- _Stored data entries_

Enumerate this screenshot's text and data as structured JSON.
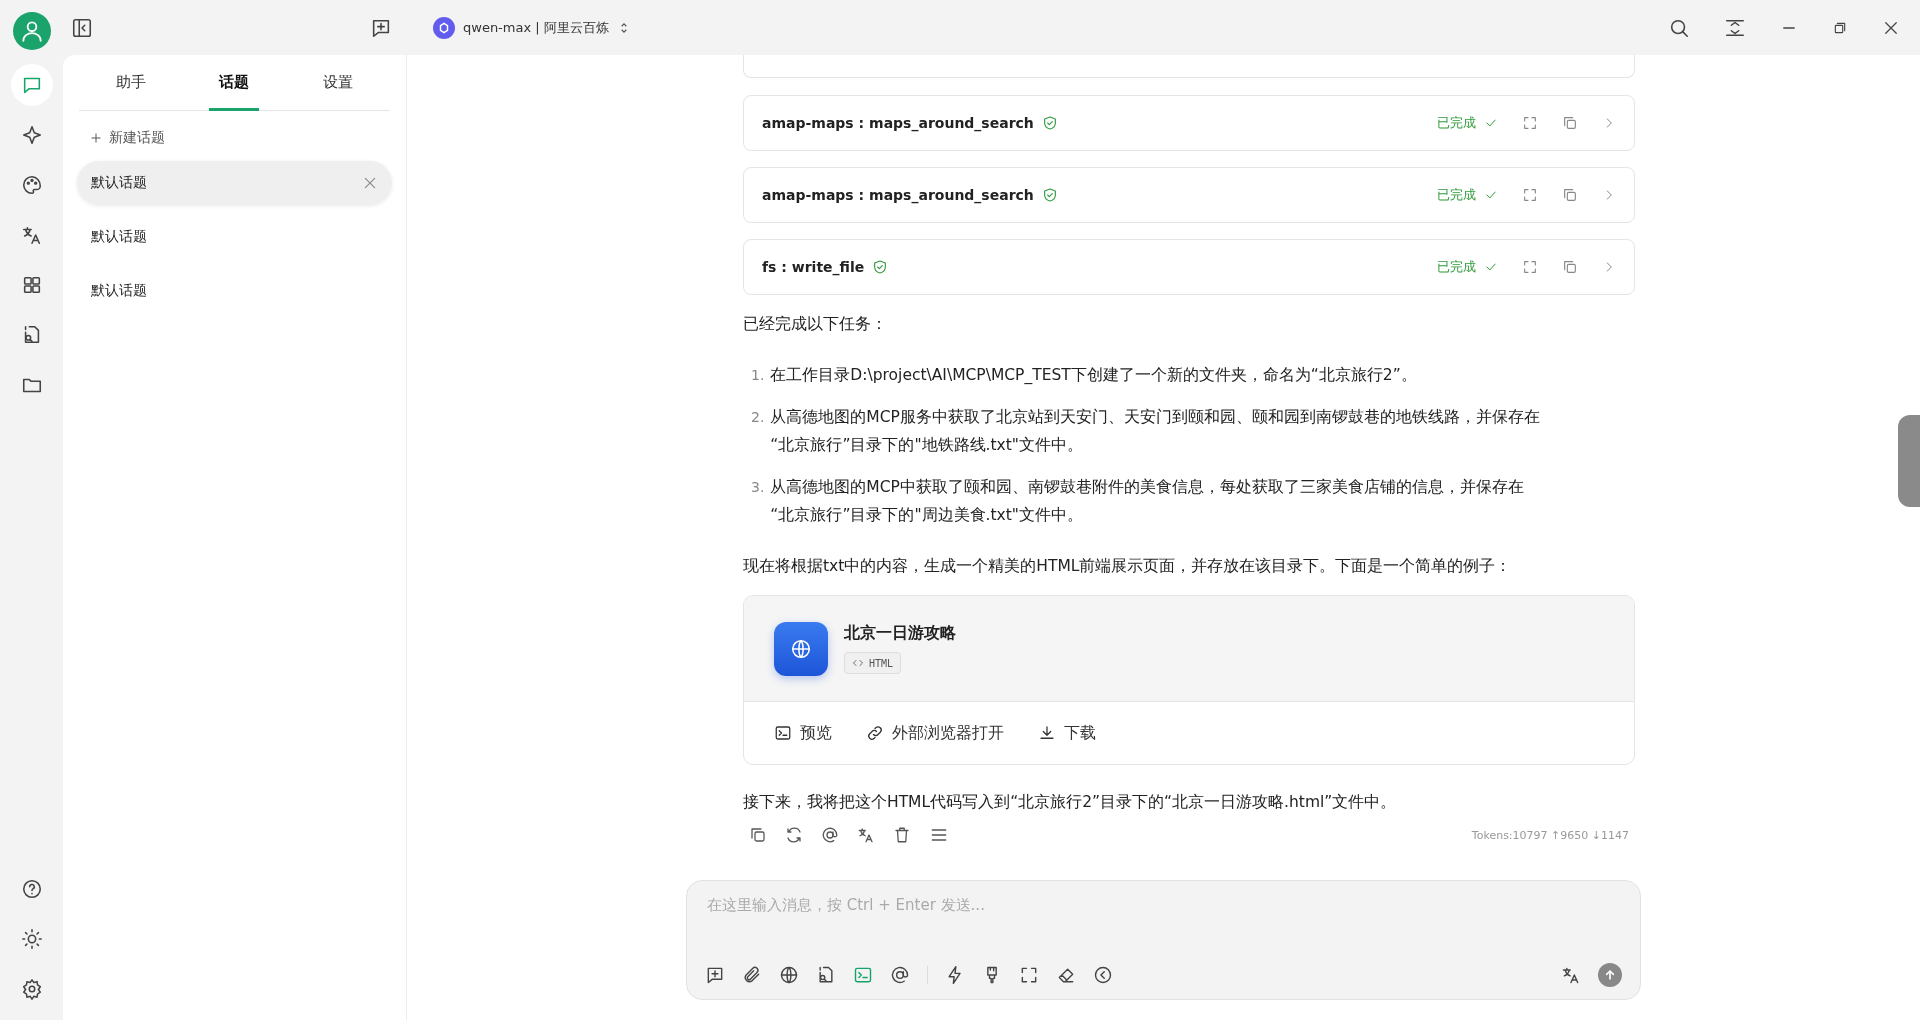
{
  "rail_items": [
    {
      "selected": true
    },
    {
      "selected": false
    },
    {
      "selected": false
    },
    {
      "selected": false
    },
    {
      "selected": false
    },
    {
      "selected": false
    },
    {
      "selected": false
    }
  ],
  "model_selector": {
    "label": "qwen-max | 阿里云百炼"
  },
  "topic_tabs": [
    {
      "label": "助手",
      "selected": false
    },
    {
      "label": "话题",
      "selected": true
    },
    {
      "label": "设置",
      "selected": false
    }
  ],
  "new_topic": {
    "label": "新建话题"
  },
  "topics": [
    {
      "label": "默认话题",
      "selected": true
    },
    {
      "label": "默认话题",
      "selected": false
    },
    {
      "label": "默认话题",
      "selected": false
    }
  ],
  "tool_calls": [
    {
      "name": "amap-maps : maps_around_search",
      "status": "已完成"
    },
    {
      "name": "amap-maps : maps_around_search",
      "status": "已完成"
    },
    {
      "name": "fs : write_file",
      "status": "已完成"
    }
  ],
  "message": {
    "intro": "已经完成以下任务：",
    "list": [
      {
        "number": "1.",
        "lines": [
          "在工作目录D:\\project\\AI\\MCP\\MCP_TEST下创建了一个新的文件夹，命名为“北京旅行2”。"
        ]
      },
      {
        "number": "2.",
        "lines": [
          "从高德地图的MCP服务中获取了北京站到天安门、天安门到颐和园、颐和园到南锣鼓巷的地铁线路，并保存在",
          "“北京旅行”目录下的\"地铁路线.txt\"文件中。"
        ]
      },
      {
        "number": "3.",
        "lines": [
          "从高德地图的MCP中获取了颐和园、南锣鼓巷附件的美食信息，每处获取了三家美食店铺的信息，并保存在",
          "“北京旅行”目录下的\"周边美食.txt\"文件中。"
        ]
      }
    ],
    "outro": "现在将根据txt中的内容，生成一个精美的HTML前端展示页面，并存放在该目录下。下面是一个简单的例子：",
    "artifact": {
      "title": "北京一日游攻略",
      "tag": "HTML",
      "actions": [
        "预览",
        "外部浏览器打开",
        "下载"
      ]
    },
    "closing": "接下来，我将把这个HTML代码写入到“北京旅行2”目录下的“北京一日游攻略.html”文件中。",
    "tokens": "Tokens:10797 ↑9650 ↓1147"
  },
  "input": {
    "placeholder": "在这里输入消息，按 Ctrl + Enter 发送..."
  }
}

- _Exercise objective_
Transcribe all entries above exactly. Drop the pictures.

- _Output of the task_
Enumerate this screenshot's text and data as structured JSON.
{
  "rail_items": [
    {
      "selected": true
    },
    {
      "selected": false
    },
    {
      "selected": false
    },
    {
      "selected": false
    },
    {
      "selected": false
    },
    {
      "selected": false
    },
    {
      "selected": false
    }
  ],
  "model_selector": {
    "label": "qwen-max | 阿里云百炼"
  },
  "topic_tabs": [
    {
      "label": "助手",
      "selected": false
    },
    {
      "label": "话题",
      "selected": true
    },
    {
      "label": "设置",
      "selected": false
    }
  ],
  "new_topic": {
    "label": "新建话题"
  },
  "topics": [
    {
      "label": "默认话题",
      "selected": true
    },
    {
      "label": "默认话题",
      "selected": false
    },
    {
      "label": "默认话题",
      "selected": false
    }
  ],
  "tool_calls": [
    {
      "name": "amap-maps : maps_around_search",
      "status": "已完成"
    },
    {
      "name": "amap-maps : maps_around_search",
      "status": "已完成"
    },
    {
      "name": "fs : write_file",
      "status": "已完成"
    }
  ],
  "message": {
    "intro": "已经完成以下任务：",
    "list": [
      {
        "number": "1.",
        "lines": [
          "在工作目录D:\\project\\AI\\MCP\\MCP_TEST下创建了一个新的文件夹，命名为“北京旅行2”。"
        ]
      },
      {
        "number": "2.",
        "lines": [
          "从高德地图的MCP服务中获取了北京站到天安门、天安门到颐和园、颐和园到南锣鼓巷的地铁线路，并保存在",
          "“北京旅行”目录下的\"地铁路线.txt\"文件中。"
        ]
      },
      {
        "number": "3.",
        "lines": [
          "从高德地图的MCP中获取了颐和园、南锣鼓巷附件的美食信息，每处获取了三家美食店铺的信息，并保存在",
          "“北京旅行”目录下的\"周边美食.txt\"文件中。"
        ]
      }
    ],
    "outro": "现在将根据txt中的内容，生成一个精美的HTML前端展示页面，并存放在该目录下。下面是一个简单的例子：",
    "artifact": {
      "title": "北京一日游攻略",
      "tag": "HTML",
      "actions": [
        "预览",
        "外部浏览器打开",
        "下载"
      ]
    },
    "closing": "接下来，我将把这个HTML代码写入到“北京旅行2”目录下的“北京一日游攻略.html”文件中。",
    "tokens": "Tokens:10797 ↑9650 ↓1147"
  },
  "input": {
    "placeholder": "在这里输入消息，按 Ctrl + Enter 发送..."
  }
}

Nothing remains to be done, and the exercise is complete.